- [Brief]: Could every line of the data be printed exactly as it reads?

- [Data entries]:

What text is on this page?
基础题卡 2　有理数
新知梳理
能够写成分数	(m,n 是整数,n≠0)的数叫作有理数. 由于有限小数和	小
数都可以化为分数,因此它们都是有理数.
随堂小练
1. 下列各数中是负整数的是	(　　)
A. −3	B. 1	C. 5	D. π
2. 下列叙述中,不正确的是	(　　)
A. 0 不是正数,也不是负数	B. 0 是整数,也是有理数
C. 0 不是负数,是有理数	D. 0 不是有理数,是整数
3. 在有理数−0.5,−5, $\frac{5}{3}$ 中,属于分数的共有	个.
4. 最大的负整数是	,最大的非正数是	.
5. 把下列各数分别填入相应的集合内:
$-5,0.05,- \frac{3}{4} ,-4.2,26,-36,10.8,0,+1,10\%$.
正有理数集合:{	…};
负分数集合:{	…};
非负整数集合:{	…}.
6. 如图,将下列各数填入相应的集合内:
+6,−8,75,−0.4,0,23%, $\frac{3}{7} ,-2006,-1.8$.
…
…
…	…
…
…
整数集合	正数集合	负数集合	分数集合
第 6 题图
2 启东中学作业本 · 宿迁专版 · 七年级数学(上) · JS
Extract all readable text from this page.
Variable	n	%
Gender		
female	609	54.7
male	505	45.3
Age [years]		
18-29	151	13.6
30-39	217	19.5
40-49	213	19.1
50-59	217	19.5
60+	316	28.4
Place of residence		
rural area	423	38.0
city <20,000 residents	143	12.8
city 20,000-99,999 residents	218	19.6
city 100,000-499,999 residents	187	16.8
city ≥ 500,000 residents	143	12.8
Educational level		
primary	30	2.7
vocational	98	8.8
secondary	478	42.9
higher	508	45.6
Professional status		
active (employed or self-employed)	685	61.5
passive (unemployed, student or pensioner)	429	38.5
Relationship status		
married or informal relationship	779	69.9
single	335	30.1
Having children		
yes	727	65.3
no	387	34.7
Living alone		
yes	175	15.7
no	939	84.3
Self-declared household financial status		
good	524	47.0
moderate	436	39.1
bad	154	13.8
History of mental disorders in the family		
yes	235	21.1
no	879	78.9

- [Result below]:
What text is on this page?
基础题卡 2　有理数
新知梳理
能够写成分数	(m,n 是整数,n≠0)的数叫作有理数. 由于有限小数和	小
数都可以化为分数,因此它们都是有理数.
随堂小练
1. 下列各数中是负整数的是	(　　)
A. −3	B. 1	C. 5	D. π
2. 下列叙述中,不正确的是	(　　)
A. 0 不是正数,也不是负数	B. 0 是整数,也是有理数
C. 0 不是负数,是有理数	D. 0 不是有理数,是整数
3. 在有理数−0.5,−5, $\frac{5}{3}$ 中,属于分数的共有	个.
4. 最大的负整数是	,最大的非正数是	.
5. 把下列各数分别填入相应的集合内:
$-5,0.05,- \frac{3}{4} ,-4.2,26,-36,10.8,0,+1,10\%$.
正有理数集合:{	…};
负分数集合:{	…};
非负整数集合:{	…}.
6. 如图,将下列各数填入相应的集合内:
+6,−8,75,−0.4,0,23%, $\frac{3}{7} ,-2006,-1.8$.
…
…
…	…
…
…
整数集合	正数集合	负数集合	分数集合
第 6 题图
2 启东中学作业本 · 宿迁专版 · 七年级数学(上) · JS
Extract all readable text from this page.
Variable	n	%
Gender		
female	609	54.7
male	505	45.3
Age [years]		
18-29	151	13.6
30-39	217	19.5
40-49	213	19.1
50-59	217	19.5
60+	316	28.4
Place of residence		
rural area	423	38.0
city <20,000 residents	143	12.8
city 20,000-99,999 residents	218	19.6
city 100,000-499,999 residents	187	16.8
city ≥ 500,000 residents	143	12.8
Educational level		
primary	30	2.7
vocational	98	8.8
secondary	478	42.9
higher	508	45.6
Professional status		
active (employed or self-employed)	685	61.5
passive (unemployed, student or pensioner)	429	38.5
Relationship status		
married or informal relationship	779	69.9
single	335	30.1
Having children		
yes	727	65.3
no	387	34.7
Living alone		
yes	175	15.7
no	939	84.3
Self-declared household financial status		
good	524	47.0
moderate	436	39.1
bad	154	13.8
History of mental disorders in the family		
yes	235	21.1
no	879	78.9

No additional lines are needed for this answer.